What the task requires. Count how many lines mention the word "bacon". Write that number alone.

═════ Data for the task

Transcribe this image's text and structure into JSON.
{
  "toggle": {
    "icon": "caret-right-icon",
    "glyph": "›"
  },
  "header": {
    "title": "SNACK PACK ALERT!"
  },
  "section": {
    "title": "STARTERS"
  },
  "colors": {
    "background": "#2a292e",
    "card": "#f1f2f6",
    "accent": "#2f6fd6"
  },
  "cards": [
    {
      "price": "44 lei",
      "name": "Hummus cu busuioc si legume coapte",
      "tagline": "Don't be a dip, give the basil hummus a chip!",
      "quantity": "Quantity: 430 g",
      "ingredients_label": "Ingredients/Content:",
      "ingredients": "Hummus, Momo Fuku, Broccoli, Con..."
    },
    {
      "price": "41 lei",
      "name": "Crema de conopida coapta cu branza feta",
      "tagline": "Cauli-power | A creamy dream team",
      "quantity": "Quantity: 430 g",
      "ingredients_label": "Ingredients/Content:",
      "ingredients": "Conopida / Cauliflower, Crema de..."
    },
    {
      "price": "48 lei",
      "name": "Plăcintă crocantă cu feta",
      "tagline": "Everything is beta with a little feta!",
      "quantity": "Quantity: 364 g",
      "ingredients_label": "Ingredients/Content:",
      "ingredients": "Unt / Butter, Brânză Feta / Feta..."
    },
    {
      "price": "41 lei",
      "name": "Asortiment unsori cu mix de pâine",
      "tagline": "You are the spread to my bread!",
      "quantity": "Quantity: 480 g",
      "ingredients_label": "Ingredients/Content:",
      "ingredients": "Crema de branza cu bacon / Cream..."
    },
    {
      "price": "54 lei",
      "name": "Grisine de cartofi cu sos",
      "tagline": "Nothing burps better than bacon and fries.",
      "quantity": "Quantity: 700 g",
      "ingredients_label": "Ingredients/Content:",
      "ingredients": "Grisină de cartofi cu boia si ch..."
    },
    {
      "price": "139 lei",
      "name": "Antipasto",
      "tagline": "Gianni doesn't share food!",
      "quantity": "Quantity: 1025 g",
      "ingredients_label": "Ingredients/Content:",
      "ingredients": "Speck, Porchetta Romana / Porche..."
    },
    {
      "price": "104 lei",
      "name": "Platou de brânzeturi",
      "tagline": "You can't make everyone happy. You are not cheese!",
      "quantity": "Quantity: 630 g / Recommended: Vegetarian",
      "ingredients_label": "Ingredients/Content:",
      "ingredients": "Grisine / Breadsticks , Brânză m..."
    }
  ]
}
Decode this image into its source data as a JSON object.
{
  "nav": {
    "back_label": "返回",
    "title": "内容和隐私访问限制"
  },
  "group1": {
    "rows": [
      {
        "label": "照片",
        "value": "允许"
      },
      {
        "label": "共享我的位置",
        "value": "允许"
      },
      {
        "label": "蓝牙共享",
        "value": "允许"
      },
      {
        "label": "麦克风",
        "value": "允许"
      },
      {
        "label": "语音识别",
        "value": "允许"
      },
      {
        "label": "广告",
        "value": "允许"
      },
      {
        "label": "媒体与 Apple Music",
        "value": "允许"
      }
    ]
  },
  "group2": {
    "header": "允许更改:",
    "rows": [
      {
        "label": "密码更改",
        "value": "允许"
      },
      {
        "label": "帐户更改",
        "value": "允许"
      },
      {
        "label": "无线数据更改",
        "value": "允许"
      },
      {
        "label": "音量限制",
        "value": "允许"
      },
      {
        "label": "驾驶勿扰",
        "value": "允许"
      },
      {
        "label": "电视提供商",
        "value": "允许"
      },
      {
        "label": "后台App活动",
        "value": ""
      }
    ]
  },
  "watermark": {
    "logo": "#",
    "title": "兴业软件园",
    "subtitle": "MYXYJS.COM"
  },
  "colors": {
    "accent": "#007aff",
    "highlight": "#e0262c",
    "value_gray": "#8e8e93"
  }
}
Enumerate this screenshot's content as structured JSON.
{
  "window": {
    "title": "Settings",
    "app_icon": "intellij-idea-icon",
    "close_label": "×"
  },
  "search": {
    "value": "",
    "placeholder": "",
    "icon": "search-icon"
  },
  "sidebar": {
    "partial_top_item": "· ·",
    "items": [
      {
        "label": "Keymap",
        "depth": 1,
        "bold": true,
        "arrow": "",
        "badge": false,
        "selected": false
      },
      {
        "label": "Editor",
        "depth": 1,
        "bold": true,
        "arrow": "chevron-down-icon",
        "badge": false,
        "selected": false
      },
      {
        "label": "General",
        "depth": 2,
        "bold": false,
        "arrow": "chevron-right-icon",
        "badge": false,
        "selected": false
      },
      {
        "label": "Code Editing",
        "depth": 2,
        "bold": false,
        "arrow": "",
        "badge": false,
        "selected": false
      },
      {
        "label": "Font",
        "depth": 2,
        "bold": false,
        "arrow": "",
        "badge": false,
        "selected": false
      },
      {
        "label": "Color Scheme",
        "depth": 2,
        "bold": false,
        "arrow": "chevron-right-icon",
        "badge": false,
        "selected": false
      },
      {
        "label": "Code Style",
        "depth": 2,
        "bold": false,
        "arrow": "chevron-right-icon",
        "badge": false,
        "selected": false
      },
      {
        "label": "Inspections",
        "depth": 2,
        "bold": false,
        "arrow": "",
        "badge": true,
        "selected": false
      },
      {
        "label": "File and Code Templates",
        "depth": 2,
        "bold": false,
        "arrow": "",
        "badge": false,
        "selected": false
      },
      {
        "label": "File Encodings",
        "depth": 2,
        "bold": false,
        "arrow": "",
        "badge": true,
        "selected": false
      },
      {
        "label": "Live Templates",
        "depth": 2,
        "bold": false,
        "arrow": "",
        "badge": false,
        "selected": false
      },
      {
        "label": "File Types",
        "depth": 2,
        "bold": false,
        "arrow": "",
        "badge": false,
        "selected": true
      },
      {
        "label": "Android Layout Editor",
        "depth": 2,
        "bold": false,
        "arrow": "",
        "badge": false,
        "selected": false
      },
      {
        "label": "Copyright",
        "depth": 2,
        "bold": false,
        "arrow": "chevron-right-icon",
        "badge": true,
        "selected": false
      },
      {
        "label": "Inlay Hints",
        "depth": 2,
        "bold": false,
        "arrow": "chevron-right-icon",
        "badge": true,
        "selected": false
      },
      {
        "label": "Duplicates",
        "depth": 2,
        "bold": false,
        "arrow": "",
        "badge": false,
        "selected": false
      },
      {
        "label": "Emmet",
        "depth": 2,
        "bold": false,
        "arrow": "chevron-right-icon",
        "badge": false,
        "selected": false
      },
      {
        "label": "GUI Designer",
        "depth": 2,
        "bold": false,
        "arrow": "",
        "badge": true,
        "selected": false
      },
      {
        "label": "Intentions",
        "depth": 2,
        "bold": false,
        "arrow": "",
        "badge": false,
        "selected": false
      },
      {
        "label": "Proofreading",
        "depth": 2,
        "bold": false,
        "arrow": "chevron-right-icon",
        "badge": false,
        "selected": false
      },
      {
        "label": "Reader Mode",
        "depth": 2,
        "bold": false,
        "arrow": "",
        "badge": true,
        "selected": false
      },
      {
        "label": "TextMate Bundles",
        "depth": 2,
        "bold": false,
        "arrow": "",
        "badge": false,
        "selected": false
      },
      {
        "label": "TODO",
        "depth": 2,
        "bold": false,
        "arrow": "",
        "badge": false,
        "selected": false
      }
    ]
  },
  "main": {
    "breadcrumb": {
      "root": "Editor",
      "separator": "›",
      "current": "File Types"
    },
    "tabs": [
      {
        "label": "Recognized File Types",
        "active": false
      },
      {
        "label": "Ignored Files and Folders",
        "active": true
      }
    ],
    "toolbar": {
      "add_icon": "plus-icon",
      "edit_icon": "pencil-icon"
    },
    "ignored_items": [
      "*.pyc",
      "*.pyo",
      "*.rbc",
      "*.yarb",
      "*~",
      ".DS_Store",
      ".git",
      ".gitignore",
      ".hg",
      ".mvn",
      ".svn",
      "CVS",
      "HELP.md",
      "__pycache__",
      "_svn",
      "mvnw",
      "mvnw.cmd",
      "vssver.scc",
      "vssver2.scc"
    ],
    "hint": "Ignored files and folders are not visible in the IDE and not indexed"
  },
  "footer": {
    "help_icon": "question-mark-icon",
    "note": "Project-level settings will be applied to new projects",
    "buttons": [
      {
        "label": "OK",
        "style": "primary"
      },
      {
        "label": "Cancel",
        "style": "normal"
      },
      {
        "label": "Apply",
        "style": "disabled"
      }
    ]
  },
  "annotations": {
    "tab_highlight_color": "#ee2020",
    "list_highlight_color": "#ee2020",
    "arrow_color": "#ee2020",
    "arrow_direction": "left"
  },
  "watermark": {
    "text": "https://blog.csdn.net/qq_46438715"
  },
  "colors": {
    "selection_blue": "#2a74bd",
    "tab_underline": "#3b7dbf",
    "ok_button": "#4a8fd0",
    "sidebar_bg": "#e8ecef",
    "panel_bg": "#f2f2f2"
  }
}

══════════

Solution for this task. 2